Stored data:
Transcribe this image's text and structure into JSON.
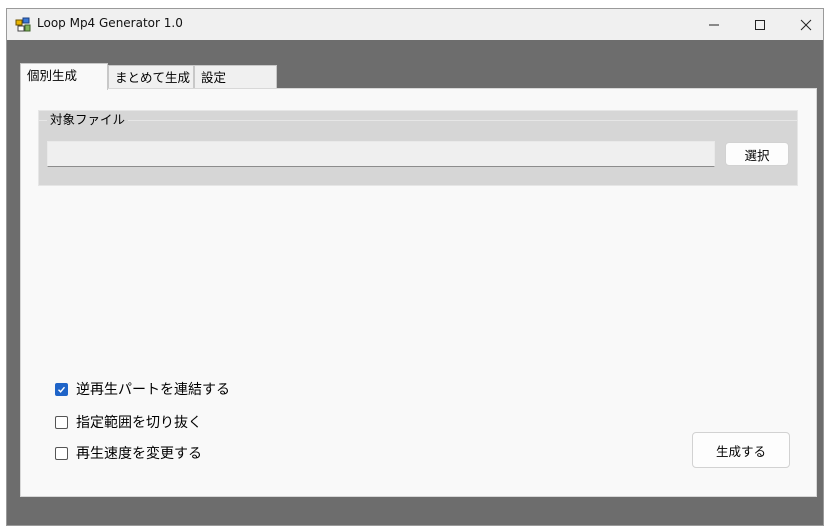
{
  "window": {
    "title": "Loop Mp4 Generator  1.0"
  },
  "tabs": [
    {
      "label": "個別生成",
      "active": true
    },
    {
      "label": "まとめて生成",
      "active": false
    },
    {
      "label": "設定",
      "active": false
    }
  ],
  "target_file": {
    "group_label": "対象ファイル",
    "value": "",
    "select_label": "選択"
  },
  "options": [
    {
      "label": "逆再生パートを連結する",
      "checked": true
    },
    {
      "label": "指定範囲を切り抜く",
      "checked": false
    },
    {
      "label": "再生速度を変更する",
      "checked": false
    }
  ],
  "actions": {
    "generate_label": "生成する"
  },
  "colors": {
    "accent": "#1f64c8",
    "backdrop": "#6d6d6d"
  }
}
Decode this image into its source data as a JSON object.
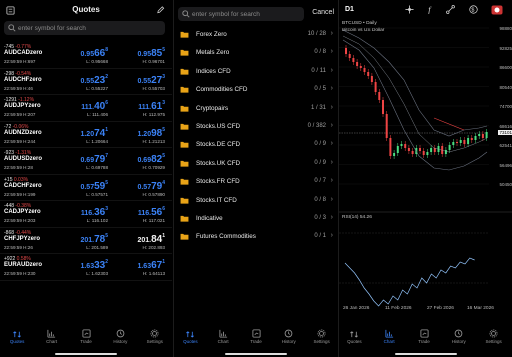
{
  "quotes_panel": {
    "title": "Quotes",
    "search_placeholder": "enter symbol for search",
    "rows": [
      {
        "change": "-745",
        "pct": "-0.77%",
        "symbol": "AUDCADzero",
        "time": "22:59:59",
        "spread": "H:697",
        "bid_pre": "0.95",
        "bid_big": "66",
        "bid_sup": "8",
        "ask_pre": "0.95",
        "ask_big": "85",
        "ask_sup": "5",
        "low": "L: 0.95668",
        "high": "H: 0.96701",
        "bid_color": "blue",
        "ask_color": "blue"
      },
      {
        "change": "-298",
        "pct": "-0.54%",
        "symbol": "AUDCHFzero",
        "time": "22:59:59",
        "spread": "H:46",
        "bid_pre": "0.55",
        "bid_big": "23",
        "bid_sup": "2",
        "ask_pre": "0.55",
        "ask_big": "27",
        "ask_sup": "3",
        "low": "L: 0.55227",
        "high": "H: 0.55703",
        "bid_color": "blue",
        "ask_color": "blue"
      },
      {
        "change": "-1291",
        "pct": "-1.12%",
        "symbol": "AUDJPYzero",
        "time": "22:59:59",
        "spread": "H:207",
        "bid_pre": "111.",
        "bid_big": "40",
        "bid_sup": "6",
        "ask_pre": "111.",
        "ask_big": "61",
        "ask_sup": "3",
        "low": "L: 111.406",
        "high": "H: 112.975",
        "bid_color": "blue",
        "ask_color": "blue"
      },
      {
        "change": "-72",
        "pct": "-0.06%",
        "symbol": "AUDNZDzero",
        "time": "22:59:59",
        "spread": "H:244",
        "bid_pre": "1.20",
        "bid_big": "74",
        "bid_sup": "1",
        "ask_pre": "1.20",
        "ask_big": "98",
        "ask_sup": "5",
        "low": "L: 1.20664",
        "high": "H: 1.21213",
        "bid_color": "blue",
        "ask_color": "blue"
      },
      {
        "change": "-923",
        "pct": "-1.31%",
        "symbol": "AUDUSDzero",
        "time": "22:59:59",
        "spread": "H:28",
        "bid_pre": "0.69",
        "bid_big": "79",
        "bid_sup": "7",
        "ask_pre": "0.69",
        "ask_big": "82",
        "ask_sup": "5",
        "low": "L: 0.69788",
        "high": "H: 0.70929",
        "bid_color": "blue",
        "ask_color": "blue"
      },
      {
        "change": "+15",
        "pct": "0.03%",
        "symbol": "CADCHFzero",
        "time": "22:59:59",
        "spread": "H:199",
        "bid_pre": "0.57",
        "bid_big": "59",
        "bid_sup": "5",
        "ask_pre": "0.57",
        "ask_big": "79",
        "ask_sup": "4",
        "low": "L: 0.57571",
        "high": "H: 0.57890",
        "bid_color": "blue",
        "ask_color": "blue"
      },
      {
        "change": "-448",
        "pct": "-0.38%",
        "symbol": "CADJPYzero",
        "time": "22:59:59",
        "spread": "H:203",
        "bid_pre": "116.",
        "bid_big": "36",
        "bid_sup": "3",
        "ask_pre": "116.",
        "ask_big": "56",
        "ask_sup": "6",
        "low": "L: 116.102",
        "high": "H: 117.021",
        "bid_color": "blue",
        "ask_color": "blue"
      },
      {
        "change": "-868",
        "pct": "-0.44%",
        "symbol": "CHFJPYzero",
        "time": "22:59:59",
        "spread": "H:26",
        "bid_pre": "201.",
        "bid_big": "78",
        "bid_sup": "5",
        "ask_pre": "201.",
        "ask_big": "84",
        "ask_sup": "1",
        "low": "L: 201.589",
        "high": "H: 202.893",
        "bid_color": "blue",
        "ask_color": "white"
      },
      {
        "change": "+922",
        "pct": "0.58%",
        "symbol": "EURAUDzero",
        "time": "22:59:59",
        "spread": "H:230",
        "bid_pre": "1.63",
        "bid_big": "33",
        "bid_sup": "2",
        "ask_pre": "1.63",
        "ask_big": "67",
        "ask_sup": "1",
        "low": "L: 1.62303",
        "high": "H: 1.64113",
        "bid_color": "blue",
        "ask_color": "blue"
      }
    ]
  },
  "groups_panel": {
    "search_placeholder": "enter symbol for search",
    "cancel_label": "Cancel",
    "groups": [
      {
        "name": "Forex Zero",
        "count": "10 / 28"
      },
      {
        "name": "Metals Zero",
        "count": "0 / 8"
      },
      {
        "name": "Indices CFD",
        "count": "0 / 11"
      },
      {
        "name": "Commodities CFD",
        "count": "0 / 5"
      },
      {
        "name": "Cryptopairs",
        "count": "1 / 31"
      },
      {
        "name": "Stocks.US CFD",
        "count": "0 / 382"
      },
      {
        "name": "Stocks.DE CFD",
        "count": "0 / 9"
      },
      {
        "name": "Stocks.UK CFD",
        "count": "0 / 9"
      },
      {
        "name": "Stocks.FR CFD",
        "count": "0 / 7"
      },
      {
        "name": "Stocks.IT CFD",
        "count": "0 / 8"
      },
      {
        "name": "Indicative",
        "count": "0 / 3"
      },
      {
        "name": "Futures Commodities",
        "count": "0 / 1"
      }
    ]
  },
  "chart_panel": {
    "timeframe": "D1",
    "symbol_line": "BTCUSD • Daily",
    "description": "Bitcoin vs US Dollar",
    "rsi_label": "RSI(14) 54.26",
    "price_ticks": [
      "98880",
      "92825",
      "86600",
      "80540",
      "74700",
      "68616",
      "62541",
      "56496",
      "50450"
    ],
    "current_price": "73101",
    "date_labels": [
      "26 Jan 2026",
      "11 Feb 2026",
      "27 Feb 2026",
      "16 Mar 2026"
    ]
  },
  "chart_data": {
    "type": "line",
    "title": "BTCUSD • Daily",
    "subtitle": "Bitcoin vs US Dollar",
    "xlabel": "",
    "ylabel": "",
    "x": [
      "26 Jan 2026",
      "11 Feb 2026",
      "27 Feb 2026",
      "16 Mar 2026"
    ],
    "series": [
      {
        "name": "BTCUSD",
        "values": [
          93000,
          68000,
          66000,
          73101
        ]
      }
    ],
    "ylim": [
      50450,
      98880
    ]
  },
  "tabs": [
    {
      "label": "Quotes",
      "icon": "quotes-icon"
    },
    {
      "label": "Chart",
      "icon": "chart-icon"
    },
    {
      "label": "Trade",
      "icon": "trade-icon"
    },
    {
      "label": "History",
      "icon": "history-icon"
    },
    {
      "label": "Settings",
      "icon": "settings-icon"
    }
  ],
  "colors": {
    "accent": "#3b82f6",
    "down": "#ef4444",
    "up": "#3b82f6",
    "background": "#000000"
  }
}
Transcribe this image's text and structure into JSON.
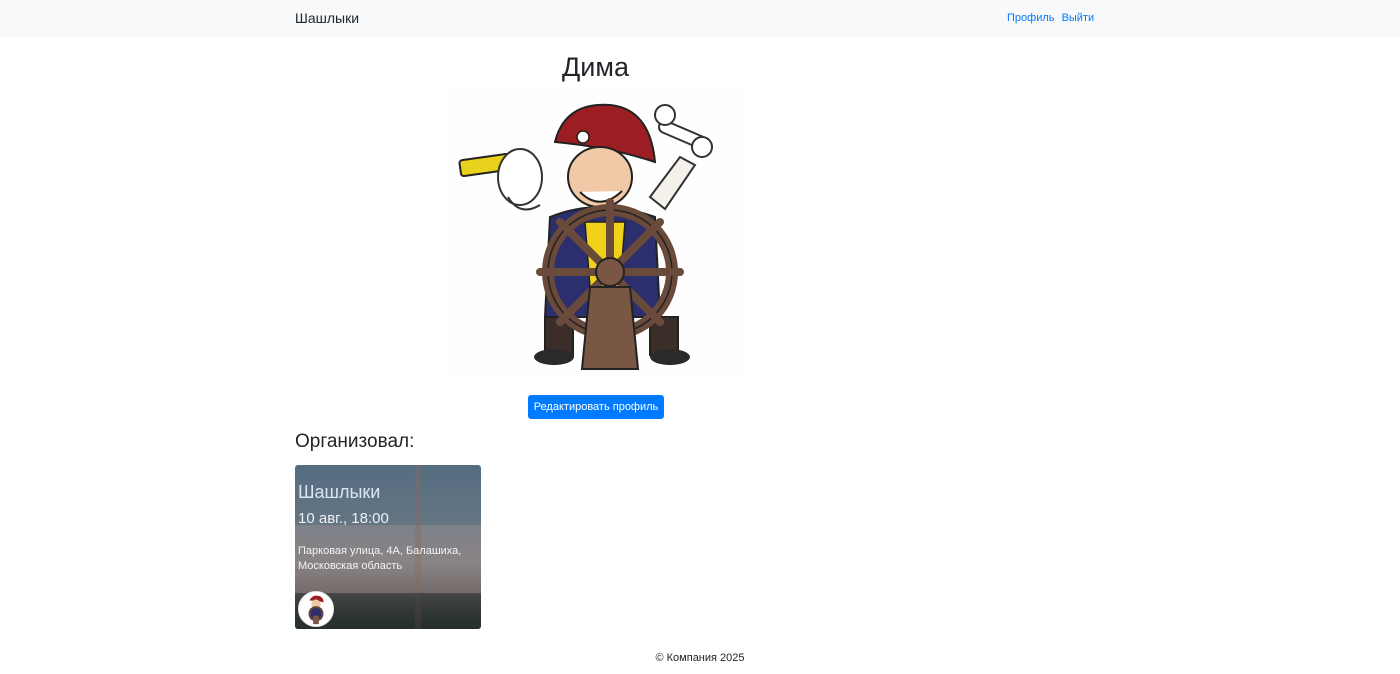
{
  "navbar": {
    "brand": "Шашлыки",
    "links": [
      {
        "label": "Профиль"
      },
      {
        "label": "Выйти"
      }
    ]
  },
  "profile": {
    "name": "Дима",
    "edit_button_label": "Редактировать профиль"
  },
  "organized": {
    "heading": "Организовал:",
    "events": [
      {
        "title": "Шашлыки",
        "datetime": "10 авг., 18:00",
        "address": "Парковая улица, 4А, Балашиха, Московская область"
      }
    ]
  },
  "footer": {
    "text": "© Компания 2025"
  },
  "colors": {
    "link": "#007bff",
    "primary_button": "#007bff",
    "navbar_bg": "#f8f9fa"
  },
  "icons": {
    "avatar": "pirate-avatar-icon"
  }
}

- Written exercise -
Read the data above. Pull out each line in which the string "high" appears.

- Solution for this task -
        "high": "H: 0.96701",
        "high": "H: 0.55703",
        "high": "H: 112.975",
        "high": "H: 1.21213",
        "high": "H: 0.70929",
        "high": "H: 0.57890",
        "high": "H: 117.021",
        "high": "H: 202.893",
        "high": "H: 1.64113",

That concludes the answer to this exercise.